Repeat every record below exactly as written.

►

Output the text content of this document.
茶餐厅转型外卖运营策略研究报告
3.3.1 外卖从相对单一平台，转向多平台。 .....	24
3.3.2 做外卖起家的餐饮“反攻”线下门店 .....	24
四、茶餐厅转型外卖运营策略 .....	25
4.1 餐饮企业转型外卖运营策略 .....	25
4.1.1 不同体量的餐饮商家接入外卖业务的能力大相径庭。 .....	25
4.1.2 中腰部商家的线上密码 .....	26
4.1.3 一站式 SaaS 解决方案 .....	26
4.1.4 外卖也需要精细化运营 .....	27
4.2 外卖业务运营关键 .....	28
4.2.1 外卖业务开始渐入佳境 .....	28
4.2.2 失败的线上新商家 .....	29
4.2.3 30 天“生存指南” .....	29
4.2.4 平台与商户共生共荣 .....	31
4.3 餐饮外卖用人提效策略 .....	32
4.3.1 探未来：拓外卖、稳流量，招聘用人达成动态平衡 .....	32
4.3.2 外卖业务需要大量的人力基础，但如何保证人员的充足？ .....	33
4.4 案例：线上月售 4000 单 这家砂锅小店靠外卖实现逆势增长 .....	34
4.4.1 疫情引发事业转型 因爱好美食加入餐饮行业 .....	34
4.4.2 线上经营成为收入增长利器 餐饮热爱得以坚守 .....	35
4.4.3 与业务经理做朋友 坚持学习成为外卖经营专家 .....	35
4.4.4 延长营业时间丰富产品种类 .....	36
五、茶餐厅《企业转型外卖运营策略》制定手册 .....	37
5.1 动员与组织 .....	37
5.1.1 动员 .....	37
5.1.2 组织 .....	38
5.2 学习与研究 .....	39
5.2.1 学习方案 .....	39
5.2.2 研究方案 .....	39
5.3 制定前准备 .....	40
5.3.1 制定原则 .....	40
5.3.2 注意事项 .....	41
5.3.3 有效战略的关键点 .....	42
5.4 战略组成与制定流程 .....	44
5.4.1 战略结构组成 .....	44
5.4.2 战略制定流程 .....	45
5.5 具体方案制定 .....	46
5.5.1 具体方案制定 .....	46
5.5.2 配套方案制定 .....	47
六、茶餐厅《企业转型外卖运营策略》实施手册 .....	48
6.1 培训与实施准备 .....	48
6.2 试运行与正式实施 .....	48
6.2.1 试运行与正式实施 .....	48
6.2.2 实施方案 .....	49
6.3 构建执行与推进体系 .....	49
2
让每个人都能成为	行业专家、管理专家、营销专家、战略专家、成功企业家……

◄

*Full output:*
Output the text content of this document.
茶餐厅转型外卖运营策略研究报告
3.3.1 外卖从相对单一平台，转向多平台。 .....	24
3.3.2 做外卖起家的餐饮“反攻”线下门店 .....	24
四、茶餐厅转型外卖运营策略 .....	25
4.1 餐饮企业转型外卖运营策略 .....	25
4.1.1 不同体量的餐饮商家接入外卖业务的能力大相径庭。 .....	25
4.1.2 中腰部商家的线上密码 .....	26
4.1.3 一站式 SaaS 解决方案 .....	26
4.1.4 外卖也需要精细化运营 .....	27
4.2 外卖业务运营关键 .....	28
4.2.1 外卖业务开始渐入佳境 .....	28
4.2.2 失败的线上新商家 .....	29
4.2.3 30 天“生存指南” .....	29
4.2.4 平台与商户共生共荣 .....	31
4.3 餐饮外卖用人提效策略 .....	32
4.3.1 探未来：拓外卖、稳流量，招聘用人达成动态平衡 .....	32
4.3.2 外卖业务需要大量的人力基础，但如何保证人员的充足？ .....	33
4.4 案例：线上月售 4000 单 这家砂锅小店靠外卖实现逆势增长 .....	34
4.4.1 疫情引发事业转型 因爱好美食加入餐饮行业 .....	34
4.4.2 线上经营成为收入增长利器 餐饮热爱得以坚守 .....	35
4.4.3 与业务经理做朋友 坚持学习成为外卖经营专家 .....	35
4.4.4 延长营业时间丰富产品种类 .....	36
五、茶餐厅《企业转型外卖运营策略》制定手册 .....	37
5.1 动员与组织 .....	37
5.1.1 动员 .....	37
5.1.2 组织 .....	38
5.2 学习与研究 .....	39
5.2.1 学习方案 .....	39
5.2.2 研究方案 .....	39
5.3 制定前准备 .....	40
5.3.1 制定原则 .....	40
5.3.2 注意事项 .....	41
5.3.3 有效战略的关键点 .....	42
5.4 战略组成与制定流程 .....	44
5.4.1 战略结构组成 .....	44
5.4.2 战略制定流程 .....	45
5.5 具体方案制定 .....	46
5.5.1 具体方案制定 .....	46
5.5.2 配套方案制定 .....	47
六、茶餐厅《企业转型外卖运营策略》实施手册 .....	48
6.1 培训与实施准备 .....	48
6.2 试运行与正式实施 .....	48
6.2.1 试运行与正式实施 .....	48
6.2.2 实施方案 .....	49
6.3 构建执行与推进体系 .....	49
2
让每个人都能成为	行业专家、管理专家、营销专家、战略专家、成功企业家……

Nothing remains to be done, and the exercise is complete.